Farniente chic à Sanur et à Bukit
Plus cossue et plus tranquille que Kuta (à 10 km au sud-est de denpasar) Sanur et sa plage attirèrent dès les années 30 toute une faune d’artiste et d’intellectuels, dont l’anthropologue américaine Margaret Mead, le peintre allemand Walter Spies et l’acteur Charlie Caplin. Cette localité est devenue une pépinière d’hôtels de luxe. Certains, comme le Tanjung Sari, qui a recu en 1982 le prix Aga Khan d’architecture, sont très reussis. Ils sont pour la plupart composés de bungalows éparpillés autour d’une piscine qui fait concurrence à la plage.
Protégée des courants par une barrière de corail, la plage invite à la détente. À proximité, le musée Le Mayeur, proche du vénérable Bali Beach hôtel, occupe l’atelier habité par ce peintre belge de 1932 à 1958.
Pour quelques miliers de rupiah, les pêcheurs du coin emmènent les amateurs de plongée autour des récifs de la Petite-Île de Lembongan. Bien plus vaste mais fort peu touristique, sa voisine Nusa Penida est réputée pour héberger le terrible démon Jero Gede Mecaling, dont la légende est perpétuée par des marionnettes géantes. Autre île proche de Sanur, Serangan mérite une visite pour ses parcs à tortues et son temple du XVIe siècle, le Pura Sakenan, très animé lors de son festival anniversaire.
+---+
## Travail demandé
A - D'après le texte sur Sanur et Bukit, quel hôtel a obtenu en 1982 le prix Aga Khan d'architecture ?
B - Dans le texte sur Sanur et Bukit, recopiez tout ce qui va de « Farniente chic à » jusqu'à « à la plage. », et remplacez-y « tranquille » par « paisible ».
C - Poursuivez le texte sur le farniente à Sanur et à Bukit à partir de sa dernière phrase.

## Documents fournis
+---+
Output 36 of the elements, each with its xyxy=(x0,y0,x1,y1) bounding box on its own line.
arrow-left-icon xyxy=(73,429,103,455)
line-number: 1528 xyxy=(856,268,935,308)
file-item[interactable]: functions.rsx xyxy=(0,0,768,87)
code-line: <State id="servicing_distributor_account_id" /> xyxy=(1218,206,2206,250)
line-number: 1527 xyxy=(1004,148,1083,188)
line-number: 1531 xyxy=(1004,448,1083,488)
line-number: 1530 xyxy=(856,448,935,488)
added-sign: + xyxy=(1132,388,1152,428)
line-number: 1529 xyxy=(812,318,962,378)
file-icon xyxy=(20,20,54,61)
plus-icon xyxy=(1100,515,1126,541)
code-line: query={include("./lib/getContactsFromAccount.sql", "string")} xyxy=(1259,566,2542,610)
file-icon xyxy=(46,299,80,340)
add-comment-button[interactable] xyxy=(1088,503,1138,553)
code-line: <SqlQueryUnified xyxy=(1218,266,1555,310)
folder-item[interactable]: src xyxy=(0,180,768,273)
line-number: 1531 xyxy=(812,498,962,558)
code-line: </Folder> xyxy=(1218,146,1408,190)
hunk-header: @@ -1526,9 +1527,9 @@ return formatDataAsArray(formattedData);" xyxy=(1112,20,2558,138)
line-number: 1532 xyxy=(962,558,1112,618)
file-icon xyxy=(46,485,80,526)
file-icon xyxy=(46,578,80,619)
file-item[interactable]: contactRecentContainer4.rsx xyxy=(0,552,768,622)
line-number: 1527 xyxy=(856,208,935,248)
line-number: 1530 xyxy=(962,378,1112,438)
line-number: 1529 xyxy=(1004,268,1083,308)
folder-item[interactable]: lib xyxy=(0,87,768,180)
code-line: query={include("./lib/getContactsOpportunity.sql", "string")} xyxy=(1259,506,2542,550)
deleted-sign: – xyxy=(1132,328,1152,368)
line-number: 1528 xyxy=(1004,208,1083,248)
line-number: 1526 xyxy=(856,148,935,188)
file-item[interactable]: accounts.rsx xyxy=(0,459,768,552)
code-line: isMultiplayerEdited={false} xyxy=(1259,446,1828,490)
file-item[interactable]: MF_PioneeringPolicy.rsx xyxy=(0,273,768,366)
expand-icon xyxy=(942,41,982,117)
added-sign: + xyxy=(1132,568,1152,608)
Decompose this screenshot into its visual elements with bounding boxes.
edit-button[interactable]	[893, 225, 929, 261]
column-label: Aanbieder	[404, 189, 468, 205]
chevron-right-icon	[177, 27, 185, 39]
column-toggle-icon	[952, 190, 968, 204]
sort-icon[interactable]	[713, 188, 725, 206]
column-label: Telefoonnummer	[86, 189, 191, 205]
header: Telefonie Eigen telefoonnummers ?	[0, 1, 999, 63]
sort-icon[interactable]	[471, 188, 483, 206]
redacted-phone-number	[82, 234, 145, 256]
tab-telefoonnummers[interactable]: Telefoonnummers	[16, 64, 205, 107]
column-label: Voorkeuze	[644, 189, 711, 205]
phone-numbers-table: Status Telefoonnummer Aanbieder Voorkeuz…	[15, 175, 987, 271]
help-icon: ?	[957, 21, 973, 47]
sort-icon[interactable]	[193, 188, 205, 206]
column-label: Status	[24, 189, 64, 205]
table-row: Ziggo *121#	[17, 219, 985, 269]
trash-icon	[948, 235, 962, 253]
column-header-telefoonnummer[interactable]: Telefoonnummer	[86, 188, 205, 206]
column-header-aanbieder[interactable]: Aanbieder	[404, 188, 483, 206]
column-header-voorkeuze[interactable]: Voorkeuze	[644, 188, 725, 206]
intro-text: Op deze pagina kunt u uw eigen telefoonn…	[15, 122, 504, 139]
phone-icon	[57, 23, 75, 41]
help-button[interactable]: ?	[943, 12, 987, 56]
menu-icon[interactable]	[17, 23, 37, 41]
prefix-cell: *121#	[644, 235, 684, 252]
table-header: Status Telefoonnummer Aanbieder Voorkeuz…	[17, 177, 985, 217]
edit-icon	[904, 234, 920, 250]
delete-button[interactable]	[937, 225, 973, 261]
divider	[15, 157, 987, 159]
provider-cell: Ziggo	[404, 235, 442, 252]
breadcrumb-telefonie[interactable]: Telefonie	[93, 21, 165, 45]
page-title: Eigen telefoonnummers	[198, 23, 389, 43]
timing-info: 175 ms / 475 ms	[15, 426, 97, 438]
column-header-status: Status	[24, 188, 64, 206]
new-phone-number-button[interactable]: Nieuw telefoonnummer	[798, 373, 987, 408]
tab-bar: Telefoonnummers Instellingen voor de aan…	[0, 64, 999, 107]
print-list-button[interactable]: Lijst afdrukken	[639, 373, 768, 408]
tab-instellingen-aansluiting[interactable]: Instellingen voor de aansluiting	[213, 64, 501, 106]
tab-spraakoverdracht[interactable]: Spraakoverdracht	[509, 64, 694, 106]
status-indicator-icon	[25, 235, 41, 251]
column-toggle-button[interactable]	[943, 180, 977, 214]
+---+
## Corrigé
A - Le Tanjung Sari.

B -
Farniente chic à Sanur et à Bukit
Plus cossue et plus paisible que Kuta (à 10 km au sud-est de denpasar) Sanur et sa plage attirèrent dès les années 30 toute une faune d’artiste et d’intellectuels, dont l’anthropologue américaine Margaret Mead, le peintre allemand Walter Spies et l’acteur Charlie Caplin. Cette localité est devenue une pépinière d’hôtels de luxe. Certains, comme le Tanjung Sari, qui a recu en 1982 le prix Aga Khan d’architecture, sont très reussis. Ils sont pour la plupart composés de bungalows éparpillés autour d’une piscine qui fait concurrence à la plage.

C -
Au sud de l’aéroport, le plateau aride de la péninsule de Bukit s’achève en à-pic dans la mer. Là, à l’extrémité ouest, le Pura Luhur Uluwatu avance ses meru, les tourspagodes à plusieurs toits des temples balinais, droit au-dessus des flots qui font rage 250 m plus bas. Vertigineusement étiré sur un promontoire, ce temple frappe aussi par la sobriété de son architecture. Figurant parmi les lieux les plus sacrés de l’île, il est envahi par les processions lors du nouvel an. Les rouleaux qui s’écrasent en contrebas sont très appréciés des surfeurs.
Sur la côte ouest de la péninsule, Nusa Dua a été transformée depuis les années 80 en pôle touristique haut de gamme. Les établissements cinq étoiles y abondent (on y trouve notamment le village du Club Méditerranéen).
Une fois par an, diable et démons sont invités à visiter Bali.
À Sanur, dans cette petite banlieue de Denpasar, on célèbre, comme partout dans l’île, la nuit de Tawur Kesanga. Les habitants construisent de gigantesques Ogoh Ogoh de papier mâché qui répresentent les mauvais esprits et que l’on promène dans les rues. Après la fête, on brûle les chars pour se débarrasser symboliquement des forces du mal.